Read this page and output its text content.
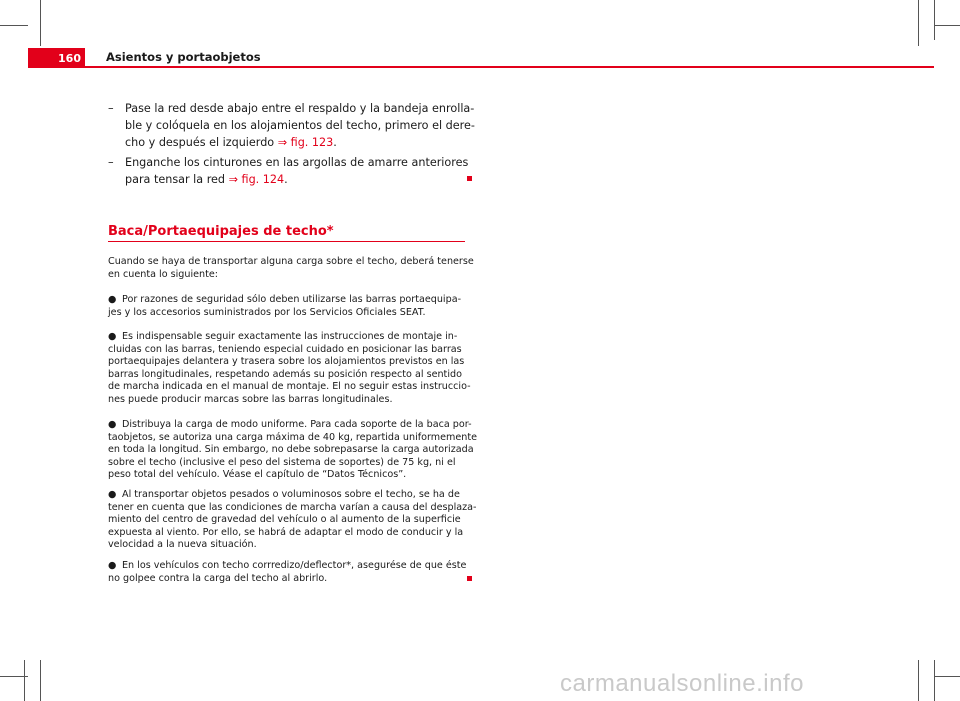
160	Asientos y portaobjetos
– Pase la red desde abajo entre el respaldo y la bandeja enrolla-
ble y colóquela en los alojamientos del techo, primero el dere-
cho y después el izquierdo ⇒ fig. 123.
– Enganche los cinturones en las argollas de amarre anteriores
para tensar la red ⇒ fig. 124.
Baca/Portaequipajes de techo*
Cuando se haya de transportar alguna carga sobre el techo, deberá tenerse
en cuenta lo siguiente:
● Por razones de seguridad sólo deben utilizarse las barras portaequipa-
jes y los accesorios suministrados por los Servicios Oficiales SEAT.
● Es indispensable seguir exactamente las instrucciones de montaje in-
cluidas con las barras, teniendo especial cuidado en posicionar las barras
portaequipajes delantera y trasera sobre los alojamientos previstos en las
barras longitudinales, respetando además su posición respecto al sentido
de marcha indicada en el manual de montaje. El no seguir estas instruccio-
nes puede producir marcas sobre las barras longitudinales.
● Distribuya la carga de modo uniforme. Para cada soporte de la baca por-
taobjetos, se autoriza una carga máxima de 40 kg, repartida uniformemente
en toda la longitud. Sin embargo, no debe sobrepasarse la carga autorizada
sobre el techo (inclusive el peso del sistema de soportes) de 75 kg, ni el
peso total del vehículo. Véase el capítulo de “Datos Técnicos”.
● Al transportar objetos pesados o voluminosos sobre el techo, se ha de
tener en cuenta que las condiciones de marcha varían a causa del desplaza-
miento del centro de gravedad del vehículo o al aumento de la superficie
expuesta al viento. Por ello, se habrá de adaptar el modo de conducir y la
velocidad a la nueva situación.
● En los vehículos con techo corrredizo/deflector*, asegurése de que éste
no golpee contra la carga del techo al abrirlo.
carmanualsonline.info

---

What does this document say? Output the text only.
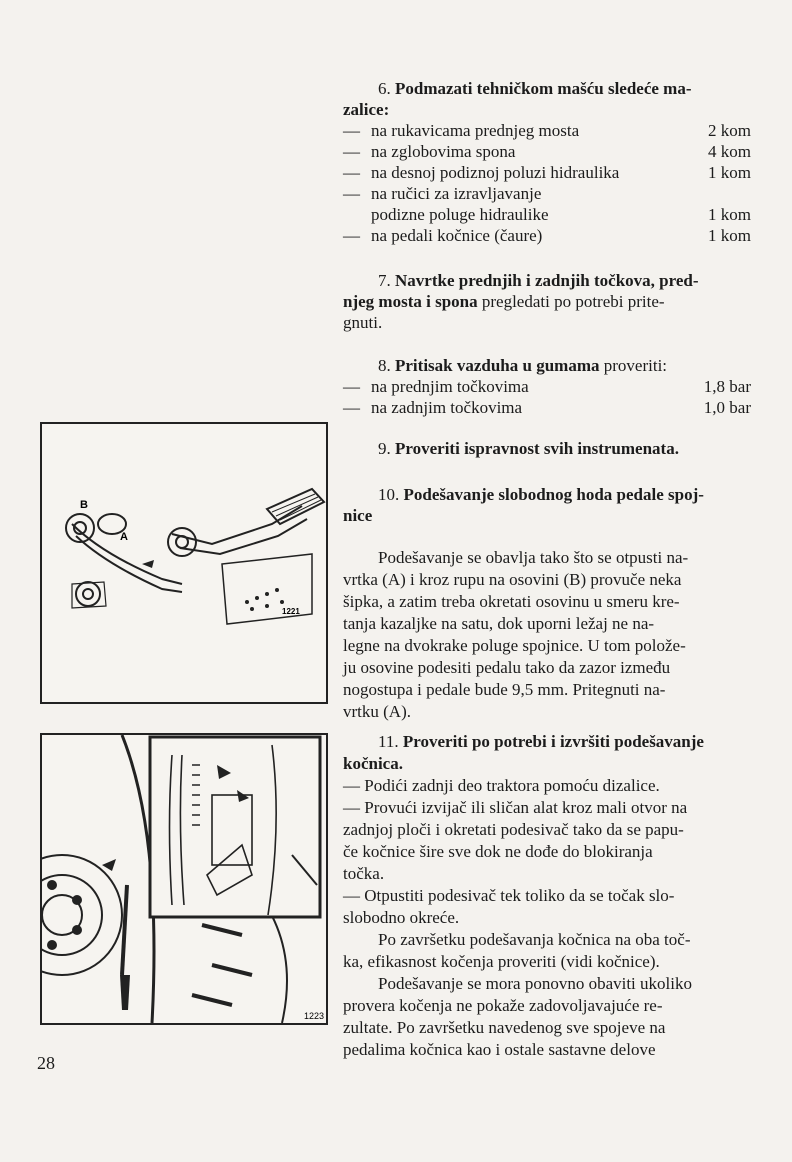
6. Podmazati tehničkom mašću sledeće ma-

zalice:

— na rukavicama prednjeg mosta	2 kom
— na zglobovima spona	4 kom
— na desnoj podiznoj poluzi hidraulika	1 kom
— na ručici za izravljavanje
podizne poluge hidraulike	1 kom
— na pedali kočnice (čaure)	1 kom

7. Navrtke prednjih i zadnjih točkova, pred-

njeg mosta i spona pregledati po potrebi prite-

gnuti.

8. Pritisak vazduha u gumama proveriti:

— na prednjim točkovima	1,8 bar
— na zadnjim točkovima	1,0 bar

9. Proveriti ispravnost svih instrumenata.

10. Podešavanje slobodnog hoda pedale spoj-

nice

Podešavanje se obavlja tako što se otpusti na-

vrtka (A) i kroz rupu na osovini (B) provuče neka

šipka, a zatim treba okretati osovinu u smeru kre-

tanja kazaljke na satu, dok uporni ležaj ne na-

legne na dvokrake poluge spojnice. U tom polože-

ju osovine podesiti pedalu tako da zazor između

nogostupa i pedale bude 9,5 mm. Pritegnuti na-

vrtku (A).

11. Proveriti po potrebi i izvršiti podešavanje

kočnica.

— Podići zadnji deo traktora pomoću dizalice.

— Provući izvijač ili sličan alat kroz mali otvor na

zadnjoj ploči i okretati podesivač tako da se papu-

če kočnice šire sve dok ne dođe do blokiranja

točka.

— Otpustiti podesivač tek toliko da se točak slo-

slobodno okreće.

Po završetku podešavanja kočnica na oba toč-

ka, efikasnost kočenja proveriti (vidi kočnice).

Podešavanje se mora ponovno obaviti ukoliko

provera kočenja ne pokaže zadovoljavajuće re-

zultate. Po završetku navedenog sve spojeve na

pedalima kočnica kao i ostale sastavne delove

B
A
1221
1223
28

#### Work instructions
In the data above, tally the lines holding "alojamientos" and answer with the figure only.

#### Written response
2